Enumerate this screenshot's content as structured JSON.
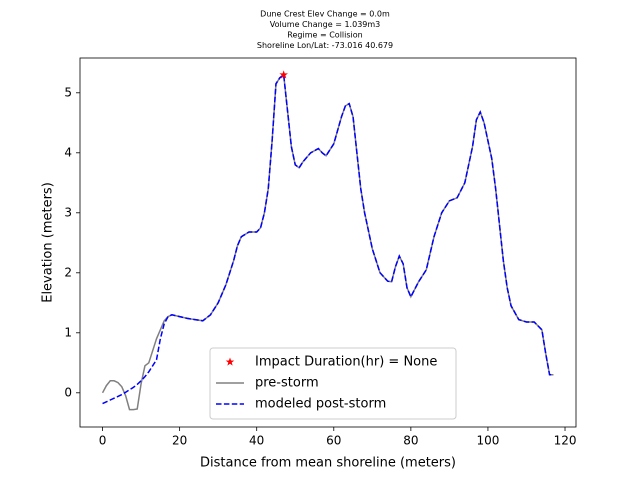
{
  "chart_data": {
    "type": "line",
    "title": [
      "Dune Crest Elev Change = 0.0m",
      "Volume Change = 1.039m3",
      "Regime = Collision",
      "Shoreline Lon/Lat: -73.016 40.679"
    ],
    "x_label": "Distance from mean shoreline (meters)",
    "y_label": "Elevation (meters)",
    "x": [
      0,
      1,
      2,
      3,
      4,
      5,
      6,
      7,
      8,
      9,
      10,
      11,
      12,
      13,
      14,
      15,
      16,
      17,
      18,
      20,
      22,
      24,
      26,
      28,
      30,
      32,
      34,
      35,
      36,
      38,
      40,
      41,
      42,
      43,
      44,
      45,
      46,
      47,
      48,
      49,
      50,
      51,
      52,
      54,
      56,
      57,
      58,
      60,
      62,
      63,
      64,
      65,
      66,
      67,
      68,
      70,
      72,
      74,
      75,
      76,
      77,
      78,
      79,
      80,
      82,
      84,
      86,
      88,
      90,
      92,
      94,
      96,
      97,
      98,
      99,
      100,
      101,
      102,
      103,
      104,
      105,
      106,
      108,
      110,
      112,
      114,
      115,
      116,
      117
    ],
    "series": [
      {
        "name": "pre-storm",
        "color": "#808080",
        "style": "solid",
        "values": [
          0,
          0.12,
          0.2,
          0.2,
          0.17,
          0.1,
          -0.05,
          -0.28,
          -0.28,
          -0.27,
          0.15,
          0.45,
          0.5,
          0.7,
          0.9,
          1.05,
          1.2,
          1.27,
          1.3,
          1.27,
          1.24,
          1.22,
          1.2,
          1.3,
          1.5,
          1.8,
          2.2,
          2.45,
          2.6,
          2.68,
          2.68,
          2.75,
          3.0,
          3.4,
          4.2,
          5.15,
          5.25,
          5.3,
          4.7,
          4.1,
          3.8,
          3.75,
          3.85,
          4.0,
          4.07,
          4.0,
          3.95,
          4.15,
          4.6,
          4.78,
          4.82,
          4.6,
          4.0,
          3.4,
          3.0,
          2.4,
          2.0,
          1.86,
          1.85,
          2.1,
          2.28,
          2.15,
          1.75,
          1.6,
          1.85,
          2.05,
          2.6,
          3.0,
          3.2,
          3.25,
          3.5,
          4.1,
          4.55,
          4.68,
          4.5,
          4.2,
          3.9,
          3.4,
          2.8,
          2.2,
          1.75,
          1.45,
          1.22,
          1.18,
          1.18,
          1.05,
          0.65,
          0.3,
          0.3
        ]
      },
      {
        "name": "modeled post-storm",
        "color": "#0000ff",
        "style": "dashed",
        "values": [
          -0.18,
          -0.15,
          -0.12,
          -0.09,
          -0.06,
          -0.03,
          0.01,
          0.05,
          0.09,
          0.14,
          0.2,
          0.27,
          0.35,
          0.45,
          0.55,
          0.9,
          1.15,
          1.27,
          1.3,
          1.27,
          1.24,
          1.22,
          1.2,
          1.3,
          1.5,
          1.8,
          2.2,
          2.45,
          2.6,
          2.68,
          2.68,
          2.75,
          3.0,
          3.4,
          4.2,
          5.15,
          5.25,
          5.3,
          4.7,
          4.1,
          3.8,
          3.75,
          3.85,
          4.0,
          4.07,
          4.0,
          3.95,
          4.15,
          4.6,
          4.78,
          4.82,
          4.6,
          4.0,
          3.4,
          3.0,
          2.4,
          2.0,
          1.86,
          1.85,
          2.1,
          2.28,
          2.15,
          1.75,
          1.6,
          1.85,
          2.05,
          2.6,
          3.0,
          3.2,
          3.25,
          3.5,
          4.1,
          4.55,
          4.68,
          4.5,
          4.2,
          3.9,
          3.4,
          2.8,
          2.2,
          1.75,
          1.45,
          1.22,
          1.18,
          1.18,
          1.05,
          0.65,
          0.3,
          0.3
        ]
      },
      {
        "name": "Impact Duration(hr) = None",
        "color": "#ff0000",
        "style": "star",
        "x": [
          47
        ],
        "values": [
          5.3
        ]
      }
    ],
    "legend_order": [
      2,
      0,
      1
    ],
    "xlim": [
      -5.85,
      122.85
    ],
    "xticks": [
      0,
      20,
      40,
      60,
      80,
      100,
      120
    ],
    "ylim": [
      -0.57,
      5.58
    ],
    "yticks": [
      0,
      1,
      2,
      3,
      4,
      5
    ],
    "legend": "lower center"
  }
}
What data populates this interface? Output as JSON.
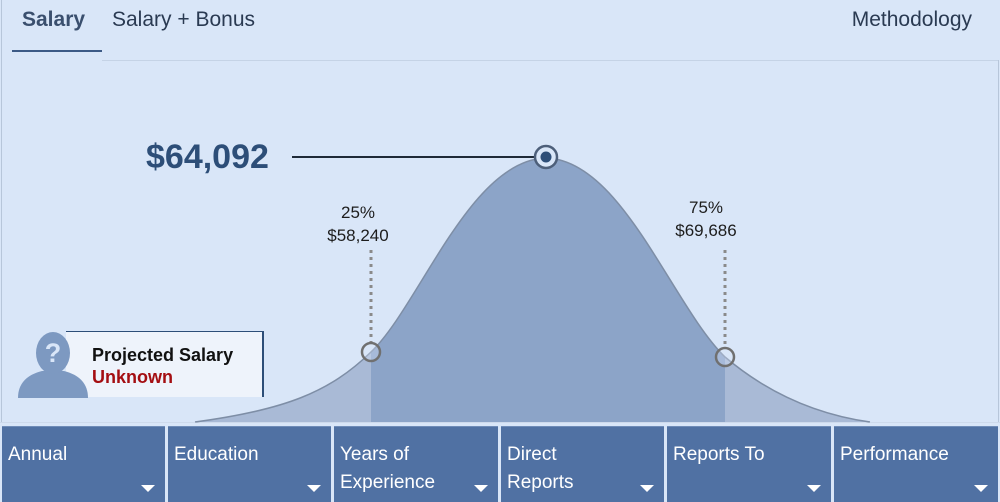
{
  "tabs": [
    {
      "label": "Salary",
      "active": true
    },
    {
      "label": "Salary + Bonus",
      "active": false
    }
  ],
  "methodology_label": "Methodology",
  "distribution": {
    "median_value": "$64,092",
    "p25_percent": "25%",
    "p25_value": "$58,240",
    "p75_percent": "75%",
    "p75_value": "$69,686"
  },
  "projected": {
    "title": "Projected Salary",
    "value": "Unknown"
  },
  "filters": [
    {
      "label": "Annual"
    },
    {
      "label": "Education"
    },
    {
      "label": "Years of\nExperience"
    },
    {
      "label": "Direct\nReports"
    },
    {
      "label": "Reports To"
    },
    {
      "label": "Performance"
    }
  ],
  "colors": {
    "curve_fill": "#8ca4c8",
    "tail_fill": "#a9bad6",
    "filter_bg": "#5071a3",
    "projected_unknown": "#a40e12",
    "median_text": "#2d4e78"
  },
  "icons": {
    "avatar": "unknown-person-icon",
    "dropdown": "caret-down-icon",
    "median_marker": "median-marker-icon",
    "percentile_marker": "percentile-marker-icon"
  }
}
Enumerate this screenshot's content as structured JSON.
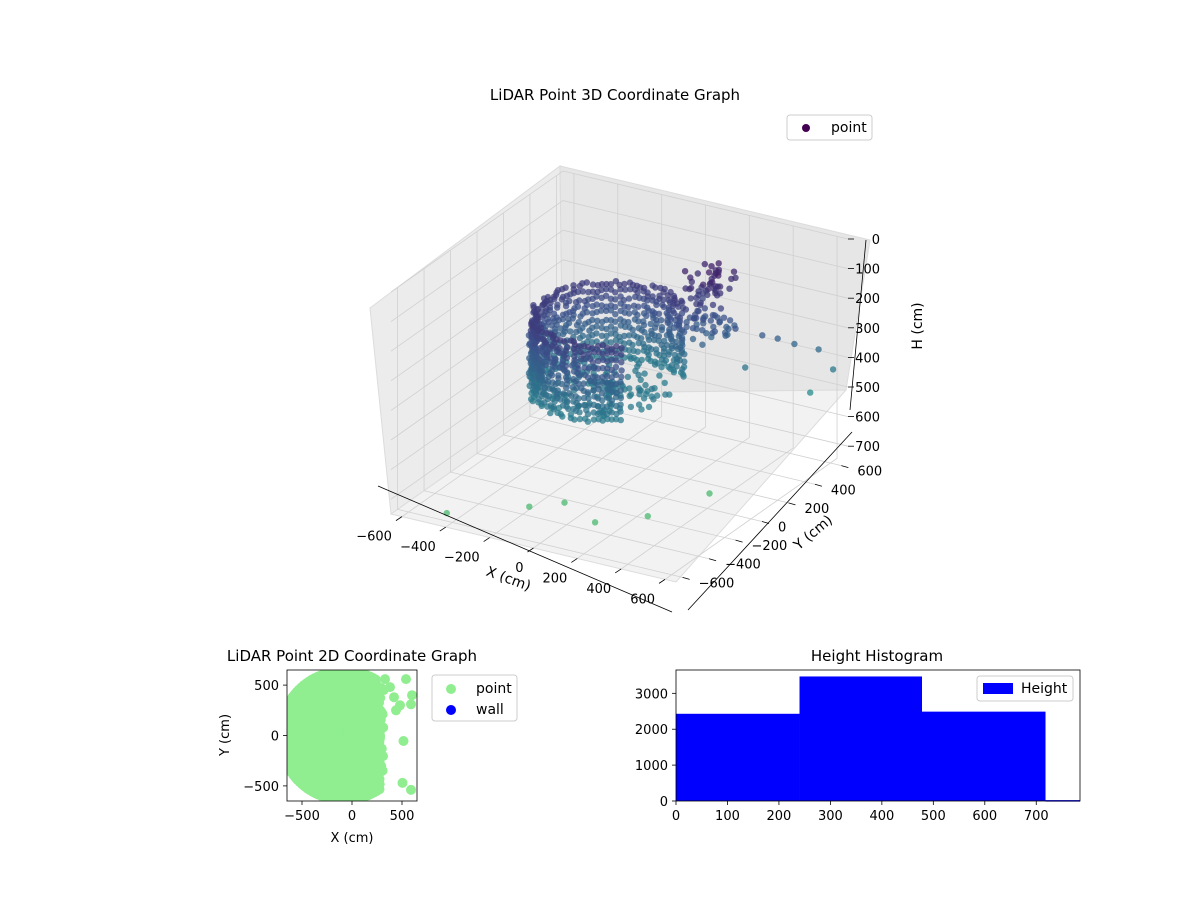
{
  "chart_data": [
    {
      "type": "scatter",
      "projection": "3d",
      "title": "LiDAR Point 3D Coordinate Graph",
      "xlabel": "X (cm)",
      "ylabel": "Y (cm)",
      "zlabel": "H (cm)",
      "x_ticks": [
        "−600",
        "−400",
        "−200",
        "0",
        "200",
        "400",
        "600"
      ],
      "y_ticks": [
        "−600",
        "−400",
        "−200",
        "0",
        "200",
        "400",
        "600"
      ],
      "z_ticks": [
        "0",
        "100",
        "200",
        "300",
        "400",
        "500",
        "600",
        "700"
      ],
      "xlim": [
        -650,
        650
      ],
      "ylim": [
        -650,
        650
      ],
      "zlim": [
        0,
        750
      ],
      "z_inverted": true,
      "colormap": "viridis",
      "grid": true,
      "legend": {
        "location": "upper-right",
        "entries": [
          "point"
        ]
      },
      "series": [
        {
          "name": "point",
          "color": "#440154",
          "description_points": {
            "ring_radius_cm": 300,
            "ring_height_range_cm": [
              200,
              450
            ],
            "outliers": [
              {
                "x": 320,
                "y": 420,
                "z": 420
              },
              {
                "x": 520,
                "y": 580,
                "z": 520
              },
              {
                "x": 600,
                "y": 620,
                "z": 440
              },
              {
                "x": 540,
                "y": 610,
                "z": 380
              },
              {
                "x": 460,
                "y": 560,
                "z": 360
              },
              {
                "x": 420,
                "y": 500,
                "z": 330
              },
              {
                "x": 380,
                "y": 450,
                "z": 310
              },
              {
                "x": 300,
                "y": 380,
                "z": 280
              },
              {
                "x": -200,
                "y": -350,
                "z": 740
              },
              {
                "x": -100,
                "y": -250,
                "z": 740
              },
              {
                "x": 100,
                "y": -350,
                "z": 740
              },
              {
                "x": 250,
                "y": -200,
                "z": 740
              },
              {
                "x": 350,
                "y": 100,
                "z": 740
              },
              {
                "x": -450,
                "y": -560,
                "z": 740
              }
            ]
          }
        }
      ]
    },
    {
      "type": "scatter",
      "title": "LiDAR Point 2D Coordinate Graph",
      "xlabel": "X (cm)",
      "ylabel": "Y (cm)",
      "x_ticks": [
        "−500",
        "0",
        "500"
      ],
      "y_ticks": [
        "−500",
        "0",
        "500"
      ],
      "xlim": [
        -650,
        650
      ],
      "ylim": [
        -650,
        650
      ],
      "legend": {
        "location": "outside-right",
        "entries": [
          "point",
          "wall"
        ]
      },
      "series": [
        {
          "name": "point",
          "color": "#90ee90",
          "points": [
            {
              "x": 540,
              "y": 560
            },
            {
              "x": 600,
              "y": 400
            },
            {
              "x": 420,
              "y": 380
            },
            {
              "x": 480,
              "y": 300
            },
            {
              "x": 590,
              "y": 310
            },
            {
              "x": 440,
              "y": 250
            },
            {
              "x": 515,
              "y": -55
            },
            {
              "x": 505,
              "y": -470
            },
            {
              "x": 590,
              "y": -540
            },
            {
              "x": 330,
              "y": 560
            },
            {
              "x": 380,
              "y": 480
            }
          ]
        },
        {
          "name": "wall",
          "color": "#0000ff",
          "points": []
        }
      ]
    },
    {
      "type": "bar",
      "subtype": "histogram",
      "title": "Height Histogram",
      "xlabel": "",
      "ylabel": "",
      "bins": [
        {
          "start": 0,
          "end": 240,
          "count": 2430
        },
        {
          "start": 240,
          "end": 478,
          "count": 3470
        },
        {
          "start": 478,
          "end": 718,
          "count": 2490
        },
        {
          "start": 718,
          "end": 785,
          "count": 25
        }
      ],
      "xlim": [
        0,
        785
      ],
      "ylim": [
        0,
        3650
      ],
      "x_ticks": [
        0,
        100,
        200,
        300,
        400,
        500,
        600,
        700
      ],
      "y_ticks": [
        0,
        1000,
        2000,
        3000
      ],
      "legend": {
        "location": "upper-right",
        "entries": [
          "Height"
        ]
      },
      "series": [
        {
          "name": "Height",
          "color": "#0000ff"
        }
      ]
    }
  ]
}
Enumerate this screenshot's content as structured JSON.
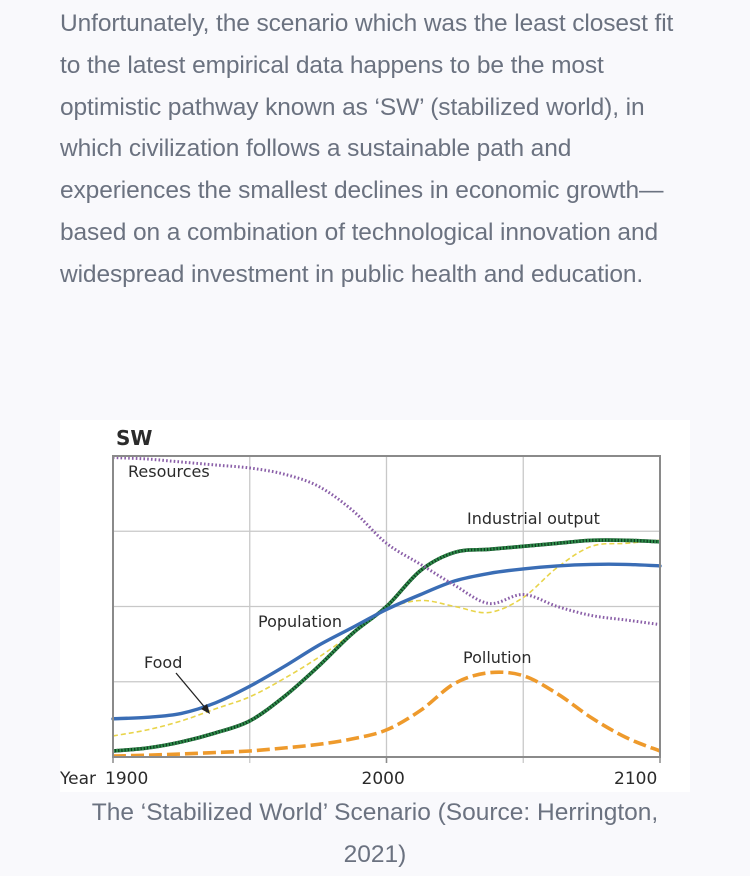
{
  "article": {
    "paragraph": "Unfortunately, the scenario which was the least closest fit to the latest empirical data happens to be the most optimistic pathway known as ‘SW’ (stabilized world), in which civilization follows a sustainable path and experiences the smallest declines in economic growth—based on a combination of technological innovation and widespread investment in public health and education."
  },
  "figure": {
    "caption": "The ‘Stabilized World’ Scenario (Source: Herrington, 2021)"
  },
  "chart_data": {
    "type": "line",
    "title": "SW",
    "xlabel": "Year",
    "ylabel": "",
    "xlim": [
      1900,
      2100
    ],
    "ylim": [
      0,
      1
    ],
    "x_ticks": [
      1900,
      2000,
      2100
    ],
    "x_tick_labels": [
      "1900",
      "2000",
      "2100"
    ],
    "x_gridlines": [
      1950,
      2000,
      2050
    ],
    "y_gridlines": [
      0.25,
      0.5,
      0.75
    ],
    "grid": true,
    "legend": "inline labels",
    "colors": {
      "resources": "#8a5fa8",
      "population": "#3a6db5",
      "food": "#e8d44a",
      "industrial_output": "#1f6b3a",
      "pollution": "#ee9a2c",
      "grid": "#c8c8c8",
      "frame": "#8a8a8a"
    },
    "x": [
      1900,
      1912.5,
      1925,
      1937.5,
      1950,
      1962.5,
      1975,
      1987.5,
      2000,
      2012.5,
      2025,
      2037.5,
      2050,
      2062.5,
      2075,
      2087.5,
      2100
    ],
    "series": [
      {
        "key": "resources",
        "name": "Resources",
        "style": "dotted",
        "values": [
          0.995,
          0.99,
          0.98,
          0.97,
          0.96,
          0.94,
          0.9,
          0.82,
          0.71,
          0.64,
          0.57,
          0.51,
          0.54,
          0.5,
          0.47,
          0.455,
          0.44
        ]
      },
      {
        "key": "population",
        "name": "Population",
        "style": "solid",
        "values": [
          0.127,
          0.132,
          0.145,
          0.18,
          0.235,
          0.3,
          0.37,
          0.43,
          0.49,
          0.54,
          0.585,
          0.61,
          0.625,
          0.635,
          0.64,
          0.64,
          0.635
        ]
      },
      {
        "key": "food",
        "name": "Food",
        "style": "dashed-thin",
        "values": [
          0.07,
          0.09,
          0.12,
          0.16,
          0.2,
          0.26,
          0.33,
          0.41,
          0.49,
          0.52,
          0.5,
          0.48,
          0.53,
          0.63,
          0.7,
          0.71,
          0.72
        ]
      },
      {
        "key": "industrial_output",
        "name": "Industrial output",
        "style": "dotted-thick",
        "values": [
          0.02,
          0.03,
          0.05,
          0.08,
          0.12,
          0.2,
          0.3,
          0.41,
          0.5,
          0.62,
          0.68,
          0.69,
          0.7,
          0.71,
          0.72,
          0.72,
          0.715
        ]
      },
      {
        "key": "pollution",
        "name": "Pollution",
        "style": "dashed-thick",
        "values": [
          0.003,
          0.006,
          0.01,
          0.015,
          0.02,
          0.03,
          0.042,
          0.06,
          0.09,
          0.155,
          0.245,
          0.28,
          0.27,
          0.21,
          0.13,
          0.065,
          0.02
        ]
      }
    ],
    "labels": [
      {
        "key": "resources",
        "text": "Resources"
      },
      {
        "key": "industrial_output",
        "text": "Industrial output"
      },
      {
        "key": "population",
        "text": "Population"
      },
      {
        "key": "food",
        "text": "Food"
      },
      {
        "key": "pollution",
        "text": "Pollution"
      }
    ]
  }
}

--------------------------------

**PROBLEM TO WORK ON**. Find the lines above that include the string "dashed" and copy them.

**EXERCISE ANSWER**.
        "style": "dashed",
        "style": "dashed-thin",
        "style": "dashed-thick",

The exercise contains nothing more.